- [Request]
Return all of the data exactly, with nothing left out but the pictures.
== Extracted information
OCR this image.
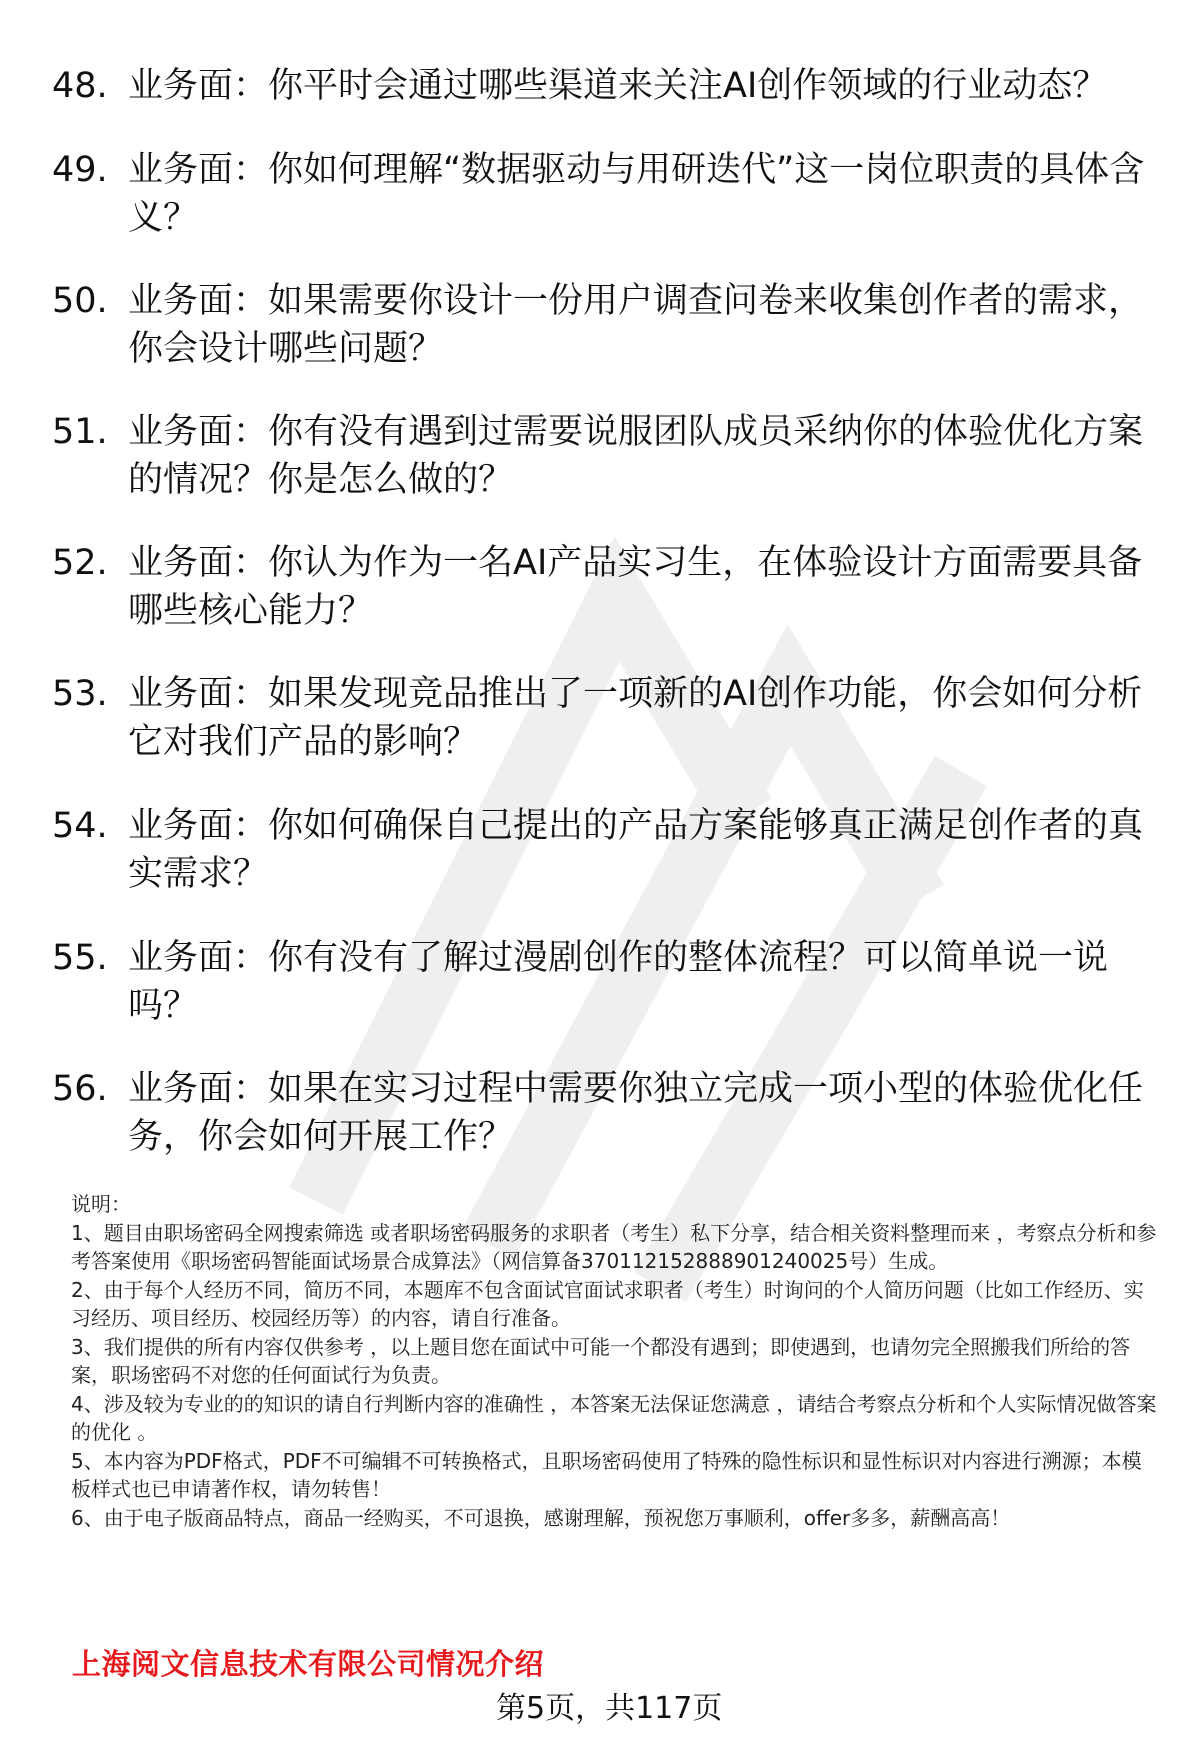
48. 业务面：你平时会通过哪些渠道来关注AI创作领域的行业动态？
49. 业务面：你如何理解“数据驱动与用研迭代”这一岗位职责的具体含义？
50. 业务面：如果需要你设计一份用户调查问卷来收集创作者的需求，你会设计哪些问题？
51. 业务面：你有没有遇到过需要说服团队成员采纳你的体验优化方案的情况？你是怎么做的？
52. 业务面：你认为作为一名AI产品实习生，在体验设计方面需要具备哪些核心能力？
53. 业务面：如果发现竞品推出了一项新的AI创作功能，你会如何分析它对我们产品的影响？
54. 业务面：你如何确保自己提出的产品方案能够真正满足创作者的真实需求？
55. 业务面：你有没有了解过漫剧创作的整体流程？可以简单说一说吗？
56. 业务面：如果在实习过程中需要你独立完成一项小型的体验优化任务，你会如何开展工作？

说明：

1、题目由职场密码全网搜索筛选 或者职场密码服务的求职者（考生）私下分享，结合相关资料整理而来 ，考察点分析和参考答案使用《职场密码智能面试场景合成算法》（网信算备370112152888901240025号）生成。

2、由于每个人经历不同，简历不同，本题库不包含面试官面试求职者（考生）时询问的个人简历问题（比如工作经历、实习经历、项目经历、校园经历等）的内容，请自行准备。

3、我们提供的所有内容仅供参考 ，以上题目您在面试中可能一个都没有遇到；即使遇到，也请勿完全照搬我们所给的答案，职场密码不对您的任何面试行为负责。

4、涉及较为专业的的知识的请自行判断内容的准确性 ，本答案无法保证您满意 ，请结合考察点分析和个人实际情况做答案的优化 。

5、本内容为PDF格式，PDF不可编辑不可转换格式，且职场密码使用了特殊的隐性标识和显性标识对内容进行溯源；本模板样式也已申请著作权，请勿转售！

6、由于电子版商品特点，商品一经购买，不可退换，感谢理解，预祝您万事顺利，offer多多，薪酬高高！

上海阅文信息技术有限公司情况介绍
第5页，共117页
====
- [Solution]
OCR this image.
48. 业务面：你平时会通过哪些渠道来关注AI创作领域的行业动态？
49. 业务面：你如何理解“数据驱动与用研迭代”这一岗位职责的具体含义？
50. 业务面：如果需要你设计一份用户调查问卷来收集创作者的需求，你会设计哪些问题？
51. 业务面：你有没有遇到过需要说服团队成员采纳你的体验优化方案的情况？你是怎么做的？
52. 业务面：你认为作为一名AI产品实习生，在体验设计方面需要具备哪些核心能力？
53. 业务面：如果发现竞品推出了一项新的AI创作功能，你会如何分析它对我们产品的影响？
54. 业务面：你如何确保自己提出的产品方案能够真正满足创作者的真实需求？
55. 业务面：你有没有了解过漫剧创作的整体流程？可以简单说一说吗？
56. 业务面：如果在实习过程中需要你独立完成一项小型的体验优化任务，你会如何开展工作？

说明：

1、题目由职场密码全网搜索筛选 或者职场密码服务的求职者（考生）私下分享，结合相关资料整理而来 ，考察点分析和参考答案使用《职场密码智能面试场景合成算法》（网信算备370112152888901240025号）生成。

2、由于每个人经历不同，简历不同，本题库不包含面试官面试求职者（考生）时询问的个人简历问题（比如工作经历、实习经历、项目经历、校园经历等）的内容，请自行准备。

3、我们提供的所有内容仅供参考 ，以上题目您在面试中可能一个都没有遇到；即使遇到，也请勿完全照搬我们所给的答案，职场密码不对您的任何面试行为负责。

4、涉及较为专业的的知识的请自行判断内容的准确性 ，本答案无法保证您满意 ，请结合考察点分析和个人实际情况做答案的优化 。

5、本内容为PDF格式，PDF不可编辑不可转换格式，且职场密码使用了特殊的隐性标识和显性标识对内容进行溯源；本模板样式也已申请著作权，请勿转售！

6、由于电子版商品特点，商品一经购买，不可退换，感谢理解，预祝您万事顺利，offer多多，薪酬高高！

上海阅文信息技术有限公司情况介绍
第5页，共117页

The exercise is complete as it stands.